[Extracted records]
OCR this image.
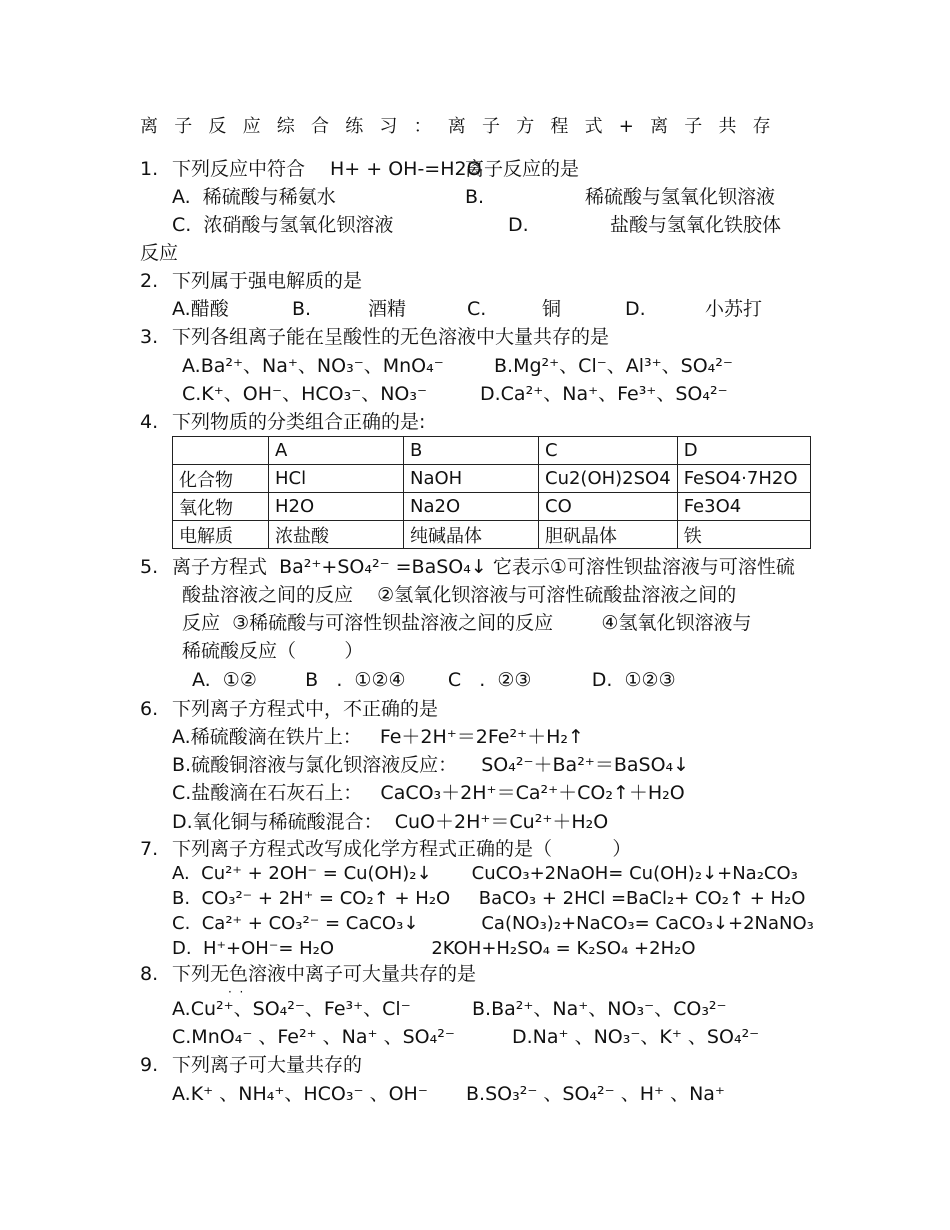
离子反应综合练习：离子方程式+离子共存
1. 下列反应中符合 H+ + OH-=H2O
离子反应的是
A.  稀硫酸与稀氨水	B.	稀硫酸与氢氧化钡溶液
C.  浓硝酸与氢氧化钡溶液	D.	盐酸与氢氧化铁胶体
反应
2. 下列属于强电解质的是
A.醋酸	B.	酒精	C.	铜	D.	小苏打
3. 下列各组离子能在呈酸性的无色溶液中大量共存的是
A.Ba²⁺、Na⁺、NO₃⁻、MnO₄⁻	B.Mg²⁺、Cl⁻、Al³⁺、SO₄²⁻
C.K⁺、OH⁻、HCO₃⁻、NO₃⁻	D.Ca²⁺、Na⁺、Fe³⁺、SO₄²⁻
4. 下列物质的分类组合正确的是:
	A	B	C	D
化合物	HCl	NaOH	Cu2(OH)2SO4	FeSO4·7H2O
氧化物	H2O	Na2O	CO	Fe3O4
电解质	浓盐酸	纯碱晶体	胆矾晶体	铁
5. 离子方程式  Ba²⁺+SO₄²⁻ =BaSO₄↓ 它表示①可溶性钡盐溶液与可溶性硫
酸盐溶液之间的反应    ②氢氧化钡溶液与可溶性硫酸盐溶液之间的
反应  ③稀硫酸与可溶性钡盐溶液之间的反应        ④氢氧化钡溶液与
稀硫酸反应（        ）
A.  ①②        B   .  ①②④       C   .  ②③          D.  ①②③
6. 下列离子方程式中，不正确的是
A.稀硫酸滴在铁片上：   Fe＋2H⁺＝2Fe²⁺＋H₂↑
B.硫酸铜溶液与氯化钡溶液反应：    SO₄²⁻＋Ba²⁺＝BaSO₄↓
C.盐酸滴在石灰石上：   CaCO₃＋2H⁺＝Ca²⁺＋CO₂↑＋H₂O
D.氧化铜与稀硫酸混合：  CuO＋2H⁺＝Cu²⁺＋H₂O
7. 下列离子方程式改写成化学方程式正确的是（          ）
A.  Cu²⁺ + 2OH⁻ = Cu(OH)₂↓       CuCO₃+2NaOH= Cu(OH)₂↓+Na₂CO₃
B.  CO₃²⁻ + 2H⁺ = CO₂↑ + H₂O     BaCO₃ + 2HCl =BaCl₂+ CO₂↑ + H₂O
C.  Ca²⁺ + CO₃²⁻ = CaCO₃↓           Ca(NO₃)₂+NaCO₃= CaCO₃↓+2NaNO₃
D.  H⁺+OH⁻= H₂O                 2KOH+H₂SO₄ = K₂SO₄ +2H₂O
8. 下列无色溶液中离子可大量共存的是
·  ·
A.Cu²⁺、SO₄²⁻、Fe³⁺、Cl⁻	B.Ba²⁺、Na⁺、NO₃⁻、CO₃²⁻
C.MnO₄⁻ 、Fe²⁺ 、Na⁺ 、SO₄²⁻	D.Na⁺ 、NO₃⁻、K⁺ 、SO₄²⁻
9. 下列离子可大量共存的
A.K⁺ 、NH₄⁺、HCO₃⁻ 、OH⁻ B.SO₃²⁻ 、SO₄²⁻ 、H⁺ 、Na⁺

EXERCISE PROMPT. Of the lines in the material, how many hold the word "HCO₃"? Reply with the number only.

RESULT FOR THIS TASK. 2